__Material for this task__
============
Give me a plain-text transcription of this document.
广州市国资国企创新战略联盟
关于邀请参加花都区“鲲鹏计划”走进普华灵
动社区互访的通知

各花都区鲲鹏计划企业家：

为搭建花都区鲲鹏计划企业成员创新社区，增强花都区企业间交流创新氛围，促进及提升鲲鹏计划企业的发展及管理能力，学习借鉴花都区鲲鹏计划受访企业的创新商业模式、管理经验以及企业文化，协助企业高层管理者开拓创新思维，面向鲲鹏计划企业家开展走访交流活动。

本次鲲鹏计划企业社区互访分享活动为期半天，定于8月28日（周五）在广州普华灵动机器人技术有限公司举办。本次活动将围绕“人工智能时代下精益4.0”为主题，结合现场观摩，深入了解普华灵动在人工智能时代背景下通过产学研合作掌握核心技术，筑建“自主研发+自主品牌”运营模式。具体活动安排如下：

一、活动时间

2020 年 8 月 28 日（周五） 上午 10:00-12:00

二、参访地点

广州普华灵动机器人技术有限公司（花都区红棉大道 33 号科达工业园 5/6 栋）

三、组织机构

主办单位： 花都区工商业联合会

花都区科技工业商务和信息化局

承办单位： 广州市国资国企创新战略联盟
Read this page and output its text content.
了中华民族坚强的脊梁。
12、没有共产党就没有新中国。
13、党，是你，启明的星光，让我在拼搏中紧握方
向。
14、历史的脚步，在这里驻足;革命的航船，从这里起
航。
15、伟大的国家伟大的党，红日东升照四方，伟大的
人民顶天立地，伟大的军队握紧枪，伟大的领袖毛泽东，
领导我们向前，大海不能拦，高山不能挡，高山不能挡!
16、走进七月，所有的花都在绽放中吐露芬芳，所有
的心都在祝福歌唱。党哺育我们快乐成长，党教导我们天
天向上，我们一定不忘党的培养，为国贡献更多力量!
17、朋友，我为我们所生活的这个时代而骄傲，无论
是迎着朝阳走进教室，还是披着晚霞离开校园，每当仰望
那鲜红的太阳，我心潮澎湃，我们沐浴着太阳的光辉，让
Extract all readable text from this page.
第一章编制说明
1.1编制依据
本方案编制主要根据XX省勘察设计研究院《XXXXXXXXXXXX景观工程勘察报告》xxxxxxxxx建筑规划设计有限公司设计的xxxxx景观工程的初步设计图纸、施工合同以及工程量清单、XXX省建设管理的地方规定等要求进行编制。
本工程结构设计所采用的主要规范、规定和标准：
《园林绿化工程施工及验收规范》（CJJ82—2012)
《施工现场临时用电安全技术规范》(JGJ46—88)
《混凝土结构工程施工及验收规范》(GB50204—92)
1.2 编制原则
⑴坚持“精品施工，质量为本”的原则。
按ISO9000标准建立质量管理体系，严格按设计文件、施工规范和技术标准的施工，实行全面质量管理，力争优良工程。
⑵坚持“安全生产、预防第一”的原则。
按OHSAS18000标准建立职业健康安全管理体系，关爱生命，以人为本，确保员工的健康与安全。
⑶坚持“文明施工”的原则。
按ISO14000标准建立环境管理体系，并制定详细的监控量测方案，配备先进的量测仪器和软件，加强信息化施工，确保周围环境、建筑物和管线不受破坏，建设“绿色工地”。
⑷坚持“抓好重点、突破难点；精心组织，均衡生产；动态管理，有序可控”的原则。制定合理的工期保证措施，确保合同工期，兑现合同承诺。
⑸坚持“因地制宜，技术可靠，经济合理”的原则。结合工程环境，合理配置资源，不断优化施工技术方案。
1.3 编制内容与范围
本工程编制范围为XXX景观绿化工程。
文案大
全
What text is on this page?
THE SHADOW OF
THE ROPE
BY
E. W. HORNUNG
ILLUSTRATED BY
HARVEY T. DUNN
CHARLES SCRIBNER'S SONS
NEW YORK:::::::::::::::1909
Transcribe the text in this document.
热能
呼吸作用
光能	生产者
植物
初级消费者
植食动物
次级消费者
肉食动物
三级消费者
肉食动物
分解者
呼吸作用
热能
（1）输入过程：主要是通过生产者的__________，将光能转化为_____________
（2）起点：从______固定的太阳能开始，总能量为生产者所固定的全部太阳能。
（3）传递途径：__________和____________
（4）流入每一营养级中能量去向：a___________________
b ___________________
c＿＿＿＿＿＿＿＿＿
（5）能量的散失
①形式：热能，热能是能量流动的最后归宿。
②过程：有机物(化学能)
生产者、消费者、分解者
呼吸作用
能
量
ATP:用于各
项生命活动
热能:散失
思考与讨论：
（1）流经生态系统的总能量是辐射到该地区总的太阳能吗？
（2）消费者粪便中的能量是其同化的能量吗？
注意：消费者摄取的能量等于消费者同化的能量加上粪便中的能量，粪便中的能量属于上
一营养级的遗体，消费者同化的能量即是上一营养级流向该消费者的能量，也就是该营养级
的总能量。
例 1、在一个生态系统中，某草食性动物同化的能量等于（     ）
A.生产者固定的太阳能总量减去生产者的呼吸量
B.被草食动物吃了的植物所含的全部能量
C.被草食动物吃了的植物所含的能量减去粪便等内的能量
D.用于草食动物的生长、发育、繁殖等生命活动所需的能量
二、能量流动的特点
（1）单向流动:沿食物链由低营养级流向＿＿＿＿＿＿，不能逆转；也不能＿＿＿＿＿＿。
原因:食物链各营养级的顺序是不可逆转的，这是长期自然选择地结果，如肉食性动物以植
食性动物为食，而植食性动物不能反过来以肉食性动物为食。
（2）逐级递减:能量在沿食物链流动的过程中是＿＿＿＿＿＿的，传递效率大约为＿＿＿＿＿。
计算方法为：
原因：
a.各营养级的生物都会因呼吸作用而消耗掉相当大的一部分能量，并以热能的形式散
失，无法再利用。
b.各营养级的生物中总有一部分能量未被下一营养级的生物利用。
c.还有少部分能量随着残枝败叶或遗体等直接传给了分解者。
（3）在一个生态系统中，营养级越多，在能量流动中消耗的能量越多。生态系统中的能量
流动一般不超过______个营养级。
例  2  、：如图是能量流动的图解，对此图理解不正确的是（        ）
============
__What to produce__
Locate each line with the word "在一个生态系统中" and copy it.

__Answer in full__
例 1、在一个生态系统中，某草食性动物同化的能量等于（     ）
（3）在一个生态系统中，营养级越多，在能量流动中消耗的能量越多。生态系统中的能量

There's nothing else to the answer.